## Requirements
Filter the records below for the word "structured". Copy each line that holds it.

__________

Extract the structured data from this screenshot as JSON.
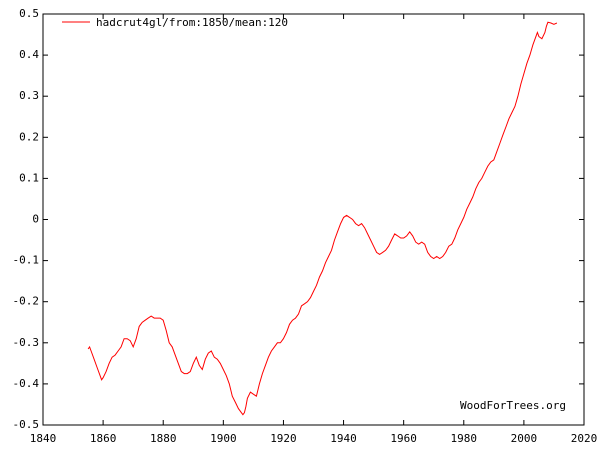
{
  "chart_data": {
    "type": "line",
    "title": "",
    "xlabel": "",
    "ylabel": "",
    "xlim": [
      1840,
      2020
    ],
    "ylim": [
      -0.5,
      0.5
    ],
    "x_ticks": [
      1840,
      1860,
      1880,
      1900,
      1920,
      1940,
      1960,
      1980,
      2000,
      2020
    ],
    "y_ticks": [
      -0.5,
      -0.4,
      -0.3,
      -0.2,
      -0.1,
      0,
      0.1,
      0.2,
      0.3,
      0.4,
      0.5
    ],
    "x_tick_labels": [
      "1840",
      "1860",
      "1880",
      "1900",
      "1920",
      "1940",
      "1960",
      "1980",
      "2000",
      "2020"
    ],
    "y_tick_labels": [
      "-0.5",
      "-0.4",
      "-0.3",
      "-0.2",
      "-0.1",
      "0",
      "0.1",
      "0.2",
      "0.3",
      "0.4",
      "0.5"
    ],
    "grid": false,
    "legend_position": "top-left",
    "series": [
      {
        "name": "hadcrut4gl/from:1850/mean:120",
        "color": "#ff0000",
        "points": [
          [
            1855.0,
            -0.315
          ],
          [
            1855.5,
            -0.31
          ],
          [
            1856.0,
            -0.32
          ],
          [
            1857.0,
            -0.34
          ],
          [
            1858.0,
            -0.36
          ],
          [
            1859.0,
            -0.38
          ],
          [
            1859.5,
            -0.39
          ],
          [
            1860.0,
            -0.385
          ],
          [
            1861.0,
            -0.37
          ],
          [
            1862.0,
            -0.35
          ],
          [
            1863.0,
            -0.335
          ],
          [
            1864.0,
            -0.33
          ],
          [
            1865.0,
            -0.32
          ],
          [
            1866.0,
            -0.31
          ],
          [
            1867.0,
            -0.29
          ],
          [
            1868.0,
            -0.29
          ],
          [
            1869.0,
            -0.295
          ],
          [
            1870.0,
            -0.31
          ],
          [
            1871.0,
            -0.29
          ],
          [
            1872.0,
            -0.26
          ],
          [
            1873.0,
            -0.25
          ],
          [
            1874.0,
            -0.245
          ],
          [
            1875.0,
            -0.24
          ],
          [
            1876.0,
            -0.235
          ],
          [
            1877.0,
            -0.24
          ],
          [
            1878.0,
            -0.24
          ],
          [
            1879.0,
            -0.24
          ],
          [
            1880.0,
            -0.245
          ],
          [
            1881.0,
            -0.27
          ],
          [
            1882.0,
            -0.3
          ],
          [
            1883.0,
            -0.31
          ],
          [
            1884.0,
            -0.33
          ],
          [
            1885.0,
            -0.35
          ],
          [
            1886.0,
            -0.37
          ],
          [
            1887.0,
            -0.375
          ],
          [
            1888.0,
            -0.375
          ],
          [
            1889.0,
            -0.37
          ],
          [
            1890.0,
            -0.35
          ],
          [
            1891.0,
            -0.335
          ],
          [
            1892.0,
            -0.355
          ],
          [
            1893.0,
            -0.365
          ],
          [
            1894.0,
            -0.34
          ],
          [
            1895.0,
            -0.325
          ],
          [
            1896.0,
            -0.32
          ],
          [
            1897.0,
            -0.335
          ],
          [
            1898.0,
            -0.34
          ],
          [
            1899.0,
            -0.35
          ],
          [
            1900.0,
            -0.365
          ],
          [
            1901.0,
            -0.38
          ],
          [
            1902.0,
            -0.4
          ],
          [
            1903.0,
            -0.43
          ],
          [
            1904.0,
            -0.445
          ],
          [
            1905.0,
            -0.46
          ],
          [
            1906.0,
            -0.47
          ],
          [
            1906.5,
            -0.475
          ],
          [
            1907.0,
            -0.47
          ],
          [
            1907.5,
            -0.455
          ],
          [
            1908.0,
            -0.435
          ],
          [
            1909.0,
            -0.42
          ],
          [
            1910.0,
            -0.425
          ],
          [
            1911.0,
            -0.43
          ],
          [
            1912.0,
            -0.4
          ],
          [
            1913.0,
            -0.375
          ],
          [
            1914.0,
            -0.355
          ],
          [
            1915.0,
            -0.335
          ],
          [
            1916.0,
            -0.32
          ],
          [
            1917.0,
            -0.31
          ],
          [
            1918.0,
            -0.3
          ],
          [
            1919.0,
            -0.3
          ],
          [
            1920.0,
            -0.29
          ],
          [
            1921.0,
            -0.275
          ],
          [
            1922.0,
            -0.255
          ],
          [
            1923.0,
            -0.245
          ],
          [
            1924.0,
            -0.24
          ],
          [
            1925.0,
            -0.23
          ],
          [
            1926.0,
            -0.21
          ],
          [
            1927.0,
            -0.205
          ],
          [
            1928.0,
            -0.2
          ],
          [
            1929.0,
            -0.19
          ],
          [
            1930.0,
            -0.175
          ],
          [
            1931.0,
            -0.16
          ],
          [
            1932.0,
            -0.14
          ],
          [
            1933.0,
            -0.125
          ],
          [
            1934.0,
            -0.105
          ],
          [
            1935.0,
            -0.09
          ],
          [
            1936.0,
            -0.075
          ],
          [
            1937.0,
            -0.05
          ],
          [
            1938.0,
            -0.03
          ],
          [
            1939.0,
            -0.01
          ],
          [
            1940.0,
            0.005
          ],
          [
            1941.0,
            0.01
          ],
          [
            1942.0,
            0.005
          ],
          [
            1943.0,
            0.0
          ],
          [
            1944.0,
            -0.01
          ],
          [
            1945.0,
            -0.015
          ],
          [
            1946.0,
            -0.01
          ],
          [
            1947.0,
            -0.02
          ],
          [
            1948.0,
            -0.035
          ],
          [
            1949.0,
            -0.05
          ],
          [
            1950.0,
            -0.065
          ],
          [
            1951.0,
            -0.08
          ],
          [
            1952.0,
            -0.085
          ],
          [
            1953.0,
            -0.08
          ],
          [
            1954.0,
            -0.075
          ],
          [
            1955.0,
            -0.065
          ],
          [
            1956.0,
            -0.05
          ],
          [
            1957.0,
            -0.035
          ],
          [
            1958.0,
            -0.04
          ],
          [
            1959.0,
            -0.045
          ],
          [
            1960.0,
            -0.045
          ],
          [
            1961.0,
            -0.04
          ],
          [
            1962.0,
            -0.03
          ],
          [
            1963.0,
            -0.04
          ],
          [
            1964.0,
            -0.055
          ],
          [
            1965.0,
            -0.06
          ],
          [
            1966.0,
            -0.055
          ],
          [
            1967.0,
            -0.06
          ],
          [
            1968.0,
            -0.08
          ],
          [
            1969.0,
            -0.09
          ],
          [
            1970.0,
            -0.095
          ],
          [
            1971.0,
            -0.09
          ],
          [
            1972.0,
            -0.095
          ],
          [
            1973.0,
            -0.09
          ],
          [
            1974.0,
            -0.08
          ],
          [
            1975.0,
            -0.065
          ],
          [
            1976.0,
            -0.06
          ],
          [
            1977.0,
            -0.045
          ],
          [
            1978.0,
            -0.025
          ],
          [
            1979.0,
            -0.01
          ],
          [
            1980.0,
            0.005
          ],
          [
            1981.0,
            0.025
          ],
          [
            1982.0,
            0.04
          ],
          [
            1983.0,
            0.055
          ],
          [
            1984.0,
            0.075
          ],
          [
            1985.0,
            0.09
          ],
          [
            1986.0,
            0.1
          ],
          [
            1987.0,
            0.115
          ],
          [
            1988.0,
            0.13
          ],
          [
            1989.0,
            0.14
          ],
          [
            1990.0,
            0.145
          ],
          [
            1991.0,
            0.165
          ],
          [
            1992.0,
            0.185
          ],
          [
            1993.0,
            0.205
          ],
          [
            1994.0,
            0.225
          ],
          [
            1995.0,
            0.245
          ],
          [
            1996.0,
            0.26
          ],
          [
            1997.0,
            0.275
          ],
          [
            1998.0,
            0.3
          ],
          [
            1999.0,
            0.33
          ],
          [
            2000.0,
            0.355
          ],
          [
            2001.0,
            0.38
          ],
          [
            2002.0,
            0.4
          ],
          [
            2003.0,
            0.425
          ],
          [
            2004.0,
            0.445
          ],
          [
            2004.5,
            0.455
          ],
          [
            2005.0,
            0.445
          ],
          [
            2006.0,
            0.44
          ],
          [
            2007.0,
            0.455
          ],
          [
            2007.5,
            0.47
          ],
          [
            2008.0,
            0.48
          ],
          [
            2009.0,
            0.478
          ],
          [
            2010.0,
            0.475
          ],
          [
            2011.0,
            0.478
          ]
        ]
      }
    ],
    "annotation": "WoodForTrees.org"
  }
}
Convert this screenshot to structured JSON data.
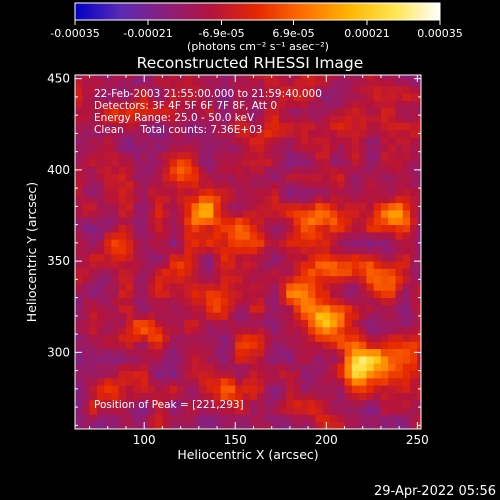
{
  "chart_data": {
    "type": "heatmap",
    "title": "Reconstructed RHESSI Image",
    "xlabel": "Heliocentric X (arcsec)",
    "ylabel": "Heliocentric Y (arcsec)",
    "xlim": [
      62,
      252
    ],
    "ylim": [
      258,
      452
    ],
    "xticks": [
      100,
      150,
      200,
      250
    ],
    "yticks": [
      300,
      350,
      400,
      450
    ],
    "colorbar": {
      "min": -0.00035,
      "max": 0.00035,
      "ticks": [
        "-0.00035",
        "-0.00021",
        "-6.9e-05",
        "6.9e-05",
        "0.00021",
        "0.00035"
      ],
      "unit_label": "(photons cm⁻² s⁻¹ asec⁻²)",
      "colors": [
        "#0000c8",
        "#5a2ab4",
        "#8c1e7a",
        "#b4143c",
        "#e62800",
        "#ff6e00",
        "#ffb400",
        "#ffe650",
        "#ffffff"
      ]
    },
    "annotations": {
      "line1": "22-Feb-2003 21:55:00.000 to 21:59:40.000",
      "line2": "Detectors: 3F 4F 5F 6F 7F 8F, Att 0",
      "line3": "Energy Range: 25.0 - 50.0 keV",
      "line4": "Clean     Total counts: 7.36E+03",
      "peak": "Position of Peak = [221,293]"
    },
    "grid": false,
    "sources": [
      {
        "x": 221,
        "y": 293,
        "flux": 0.00035,
        "sx": 9,
        "sy": 8
      },
      {
        "x": 200,
        "y": 318,
        "flux": 0.0003,
        "sx": 9,
        "sy": 7
      },
      {
        "x": 185,
        "y": 333,
        "flux": 0.0002,
        "sx": 7,
        "sy": 7
      },
      {
        "x": 205,
        "y": 347,
        "flux": 0.00022,
        "sx": 12,
        "sy": 5
      },
      {
        "x": 232,
        "y": 340,
        "flux": 0.00018,
        "sx": 8,
        "sy": 6
      },
      {
        "x": 195,
        "y": 372,
        "flux": 0.00021,
        "sx": 11,
        "sy": 6
      },
      {
        "x": 237,
        "y": 375,
        "flux": 0.00026,
        "sx": 7,
        "sy": 6
      },
      {
        "x": 132,
        "y": 378,
        "flux": 0.00027,
        "sx": 8,
        "sy": 8
      },
      {
        "x": 118,
        "y": 402,
        "flux": 0.00019,
        "sx": 6,
        "sy": 6
      },
      {
        "x": 88,
        "y": 360,
        "flux": 0.00021,
        "sx": 5,
        "sy": 5
      },
      {
        "x": 155,
        "y": 365,
        "flux": 0.00016,
        "sx": 9,
        "sy": 7
      },
      {
        "x": 100,
        "y": 312,
        "flux": 0.00017,
        "sx": 8,
        "sy": 5
      },
      {
        "x": 140,
        "y": 325,
        "flux": 0.00018,
        "sx": 7,
        "sy": 6
      },
      {
        "x": 160,
        "y": 305,
        "flux": 0.00012,
        "sx": 6,
        "sy": 6
      },
      {
        "x": 150,
        "y": 280,
        "flux": 0.00015,
        "sx": 8,
        "sy": 5
      },
      {
        "x": 80,
        "y": 280,
        "flux": 0.00012,
        "sx": 6,
        "sy": 6
      },
      {
        "x": 190,
        "y": 270,
        "flux": 0.00013,
        "sx": 9,
        "sy": 5
      },
      {
        "x": 165,
        "y": 420,
        "flux": 0.00011,
        "sx": 8,
        "sy": 6
      },
      {
        "x": 215,
        "y": 430,
        "flux": 0.0001,
        "sx": 8,
        "sy": 6
      },
      {
        "x": 90,
        "y": 430,
        "flux": 0.00012,
        "sx": 7,
        "sy": 6
      },
      {
        "x": 245,
        "y": 300,
        "flux": 0.00015,
        "sx": 5,
        "sy": 6
      },
      {
        "x": 120,
        "y": 345,
        "flux": 0.0001,
        "sx": 7,
        "sy": 6
      }
    ]
  },
  "timestamp": "29-Apr-2022 05:56"
}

__________

## Solution
Extract the structured data from this screenshot as JSON.
Convert this screenshot to structured JSON data.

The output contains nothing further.